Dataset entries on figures
::::::::::
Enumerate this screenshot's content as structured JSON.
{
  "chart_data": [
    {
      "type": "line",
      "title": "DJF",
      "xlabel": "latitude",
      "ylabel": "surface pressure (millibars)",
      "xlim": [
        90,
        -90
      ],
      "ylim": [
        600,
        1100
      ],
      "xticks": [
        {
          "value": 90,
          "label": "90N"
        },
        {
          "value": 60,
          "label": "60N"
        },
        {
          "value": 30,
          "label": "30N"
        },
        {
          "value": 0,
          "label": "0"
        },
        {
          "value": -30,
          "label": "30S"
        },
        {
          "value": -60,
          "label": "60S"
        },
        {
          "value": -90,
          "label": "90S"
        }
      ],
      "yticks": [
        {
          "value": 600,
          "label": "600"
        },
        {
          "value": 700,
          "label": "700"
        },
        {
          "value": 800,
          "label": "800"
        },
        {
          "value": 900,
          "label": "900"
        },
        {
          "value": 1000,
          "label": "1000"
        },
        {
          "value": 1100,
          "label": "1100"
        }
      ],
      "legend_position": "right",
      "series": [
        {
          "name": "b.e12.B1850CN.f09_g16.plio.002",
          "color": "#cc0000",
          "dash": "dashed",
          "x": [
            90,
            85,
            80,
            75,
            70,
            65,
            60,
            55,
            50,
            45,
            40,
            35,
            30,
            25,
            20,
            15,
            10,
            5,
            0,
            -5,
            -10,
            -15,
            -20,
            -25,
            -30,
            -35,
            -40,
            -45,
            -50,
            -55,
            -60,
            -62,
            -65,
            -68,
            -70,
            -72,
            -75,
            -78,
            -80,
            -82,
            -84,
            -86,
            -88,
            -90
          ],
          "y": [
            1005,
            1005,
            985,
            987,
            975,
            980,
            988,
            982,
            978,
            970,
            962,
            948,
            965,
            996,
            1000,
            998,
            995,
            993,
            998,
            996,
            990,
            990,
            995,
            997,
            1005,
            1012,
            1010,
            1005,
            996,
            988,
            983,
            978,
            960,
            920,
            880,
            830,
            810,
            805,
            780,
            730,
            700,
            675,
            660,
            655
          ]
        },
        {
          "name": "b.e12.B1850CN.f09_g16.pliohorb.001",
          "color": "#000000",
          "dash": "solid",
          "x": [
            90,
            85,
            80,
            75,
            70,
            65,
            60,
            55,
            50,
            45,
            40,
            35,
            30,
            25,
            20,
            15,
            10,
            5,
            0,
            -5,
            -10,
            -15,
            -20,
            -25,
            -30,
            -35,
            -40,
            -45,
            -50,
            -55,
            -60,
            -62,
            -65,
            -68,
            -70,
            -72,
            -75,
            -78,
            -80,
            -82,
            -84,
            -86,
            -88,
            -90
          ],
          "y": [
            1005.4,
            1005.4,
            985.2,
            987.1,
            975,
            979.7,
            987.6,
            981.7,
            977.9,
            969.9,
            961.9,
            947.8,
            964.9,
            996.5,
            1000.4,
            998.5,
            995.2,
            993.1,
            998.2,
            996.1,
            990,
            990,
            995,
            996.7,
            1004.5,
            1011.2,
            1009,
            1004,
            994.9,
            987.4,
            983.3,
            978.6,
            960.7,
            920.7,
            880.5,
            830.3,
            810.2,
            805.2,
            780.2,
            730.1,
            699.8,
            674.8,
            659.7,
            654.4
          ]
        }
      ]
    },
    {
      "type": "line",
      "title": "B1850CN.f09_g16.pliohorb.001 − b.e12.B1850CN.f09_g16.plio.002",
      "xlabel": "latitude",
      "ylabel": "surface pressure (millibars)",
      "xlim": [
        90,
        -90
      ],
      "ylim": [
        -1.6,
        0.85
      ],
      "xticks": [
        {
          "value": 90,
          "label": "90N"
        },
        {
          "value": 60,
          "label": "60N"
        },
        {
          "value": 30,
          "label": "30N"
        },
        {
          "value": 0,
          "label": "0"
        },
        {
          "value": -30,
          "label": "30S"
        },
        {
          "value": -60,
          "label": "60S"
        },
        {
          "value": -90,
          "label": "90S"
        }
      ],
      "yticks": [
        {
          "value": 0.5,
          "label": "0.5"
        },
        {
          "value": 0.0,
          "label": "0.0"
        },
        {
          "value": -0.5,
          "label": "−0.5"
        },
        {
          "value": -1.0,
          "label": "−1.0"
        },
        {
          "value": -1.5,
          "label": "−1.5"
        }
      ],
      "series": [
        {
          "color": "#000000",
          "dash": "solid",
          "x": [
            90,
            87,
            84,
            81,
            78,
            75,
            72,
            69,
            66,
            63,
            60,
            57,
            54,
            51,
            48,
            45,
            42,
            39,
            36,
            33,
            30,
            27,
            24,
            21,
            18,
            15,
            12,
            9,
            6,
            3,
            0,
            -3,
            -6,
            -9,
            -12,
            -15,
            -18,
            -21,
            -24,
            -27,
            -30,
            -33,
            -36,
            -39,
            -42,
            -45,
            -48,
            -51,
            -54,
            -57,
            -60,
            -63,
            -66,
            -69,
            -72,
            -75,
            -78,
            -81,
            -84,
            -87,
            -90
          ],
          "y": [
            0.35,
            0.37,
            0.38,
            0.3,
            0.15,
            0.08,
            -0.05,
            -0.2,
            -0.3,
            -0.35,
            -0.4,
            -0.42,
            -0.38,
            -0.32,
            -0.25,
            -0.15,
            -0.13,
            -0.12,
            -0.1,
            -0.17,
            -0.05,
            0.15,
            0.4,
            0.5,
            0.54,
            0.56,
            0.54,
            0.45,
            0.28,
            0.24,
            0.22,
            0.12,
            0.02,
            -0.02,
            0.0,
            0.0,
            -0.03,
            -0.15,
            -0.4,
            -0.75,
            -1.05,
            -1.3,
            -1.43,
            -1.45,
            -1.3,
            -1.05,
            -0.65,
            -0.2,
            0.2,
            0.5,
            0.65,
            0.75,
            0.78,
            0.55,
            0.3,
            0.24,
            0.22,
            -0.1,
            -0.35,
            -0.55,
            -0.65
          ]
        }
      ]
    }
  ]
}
::::::::::
* Exercise requirements
Using the entries above, please restate each one word for word.

* Exercise answer
Enumerate this screenshot's content as structured JSON.
{
  "chart_data": [
    {
      "type": "line",
      "title": "DJF",
      "xlabel": "latitude",
      "ylabel": "surface pressure (millibars)",
      "xlim": [
        90,
        -90
      ],
      "ylim": [
        600,
        1100
      ],
      "xticks": [
        {
          "value": 90,
          "label": "90N"
        },
        {
          "value": 60,
          "label": "60N"
        },
        {
          "value": 30,
          "label": "30N"
        },
        {
          "value": 0,
          "label": "0"
        },
        {
          "value": -30,
          "label": "30S"
        },
        {
          "value": -60,
          "label": "60S"
        },
        {
          "value": -90,
          "label": "90S"
        }
      ],
      "yticks": [
        {
          "value": 600,
          "label": "600"
        },
        {
          "value": 700,
          "label": "700"
        },
        {
          "value": 800,
          "label": "800"
        },
        {
          "value": 900,
          "label": "900"
        },
        {
          "value": 1000,
          "label": "1000"
        },
        {
          "value": 1100,
          "label": "1100"
        }
      ],
      "legend_position": "right",
      "series": [
        {
          "name": "b.e12.B1850CN.f09_g16.plio.002",
          "color": "#cc0000",
          "dash": "dashed",
          "x": [
            90,
            85,
            80,
            75,
            70,
            65,
            60,
            55,
            50,
            45,
            40,
            35,
            30,
            25,
            20,
            15,
            10,
            5,
            0,
            -5,
            -10,
            -15,
            -20,
            -25,
            -30,
            -35,
            -40,
            -45,
            -50,
            -55,
            -60,
            -62,
            -65,
            -68,
            -70,
            -72,
            -75,
            -78,
            -80,
            -82,
            -84,
            -86,
            -88,
            -90
          ],
          "y": [
            1005,
            1005,
            985,
            987,
            975,
            980,
            988,
            982,
            978,
            970,
            962,
            948,
            965,
            996,
            1000,
            998,
            995,
            993,
            998,
            996,
            990,
            990,
            995,
            997,
            1005,
            1012,
            1010,
            1005,
            996,
            988,
            983,
            978,
            960,
            920,
            880,
            830,
            810,
            805,
            780,
            730,
            700,
            675,
            660,
            655
          ]
        },
        {
          "name": "b.e12.B1850CN.f09_g16.pliohorb.001",
          "color": "#000000",
          "dash": "solid",
          "x": [
            90,
            85,
            80,
            75,
            70,
            65,
            60,
            55,
            50,
            45,
            40,
            35,
            30,
            25,
            20,
            15,
            10,
            5,
            0,
            -5,
            -10,
            -15,
            -20,
            -25,
            -30,
            -35,
            -40,
            -45,
            -50,
            -55,
            -60,
            -62,
            -65,
            -68,
            -70,
            -72,
            -75,
            -78,
            -80,
            -82,
            -84,
            -86,
            -88,
            -90
          ],
          "y": [
            1005.4,
            1005.4,
            985.2,
            987.1,
            975,
            979.7,
            987.6,
            981.7,
            977.9,
            969.9,
            961.9,
            947.8,
            964.9,
            996.5,
            1000.4,
            998.5,
            995.2,
            993.1,
            998.2,
            996.1,
            990,
            990,
            995,
            996.7,
            1004.5,
            1011.2,
            1009,
            1004,
            994.9,
            987.4,
            983.3,
            978.6,
            960.7,
            920.7,
            880.5,
            830.3,
            810.2,
            805.2,
            780.2,
            730.1,
            699.8,
            674.8,
            659.7,
            654.4
          ]
        }
      ]
    },
    {
      "type": "line",
      "title": "B1850CN.f09_g16.pliohorb.001 − b.e12.B1850CN.f09_g16.plio.002",
      "xlabel": "latitude",
      "ylabel": "surface pressure (millibars)",
      "xlim": [
        90,
        -90
      ],
      "ylim": [
        -1.6,
        0.85
      ],
      "xticks": [
        {
          "value": 90,
          "label": "90N"
        },
        {
          "value": 60,
          "label": "60N"
        },
        {
          "value": 30,
          "label": "30N"
        },
        {
          "value": 0,
          "label": "0"
        },
        {
          "value": -30,
          "label": "30S"
        },
        {
          "value": -60,
          "label": "60S"
        },
        {
          "value": -90,
          "label": "90S"
        }
      ],
      "yticks": [
        {
          "value": 0.5,
          "label": "0.5"
        },
        {
          "value": 0.0,
          "label": "0.0"
        },
        {
          "value": -0.5,
          "label": "−0.5"
        },
        {
          "value": -1.0,
          "label": "−1.0"
        },
        {
          "value": -1.5,
          "label": "−1.5"
        }
      ],
      "series": [
        {
          "color": "#000000",
          "dash": "solid",
          "x": [
            90,
            87,
            84,
            81,
            78,
            75,
            72,
            69,
            66,
            63,
            60,
            57,
            54,
            51,
            48,
            45,
            42,
            39,
            36,
            33,
            30,
            27,
            24,
            21,
            18,
            15,
            12,
            9,
            6,
            3,
            0,
            -3,
            -6,
            -9,
            -12,
            -15,
            -18,
            -21,
            -24,
            -27,
            -30,
            -33,
            -36,
            -39,
            -42,
            -45,
            -48,
            -51,
            -54,
            -57,
            -60,
            -63,
            -66,
            -69,
            -72,
            -75,
            -78,
            -81,
            -84,
            -87,
            -90
          ],
          "y": [
            0.35,
            0.37,
            0.38,
            0.3,
            0.15,
            0.08,
            -0.05,
            -0.2,
            -0.3,
            -0.35,
            -0.4,
            -0.42,
            -0.38,
            -0.32,
            -0.25,
            -0.15,
            -0.13,
            -0.12,
            -0.1,
            -0.17,
            -0.05,
            0.15,
            0.4,
            0.5,
            0.54,
            0.56,
            0.54,
            0.45,
            0.28,
            0.24,
            0.22,
            0.12,
            0.02,
            -0.02,
            0.0,
            0.0,
            -0.03,
            -0.15,
            -0.4,
            -0.75,
            -1.05,
            -1.3,
            -1.43,
            -1.45,
            -1.3,
            -1.05,
            -0.65,
            -0.2,
            0.2,
            0.5,
            0.65,
            0.75,
            0.78,
            0.55,
            0.3,
            0.24,
            0.22,
            -0.1,
            -0.35,
            -0.55,
            -0.65
          ]
        }
      ]
    }
  ]
}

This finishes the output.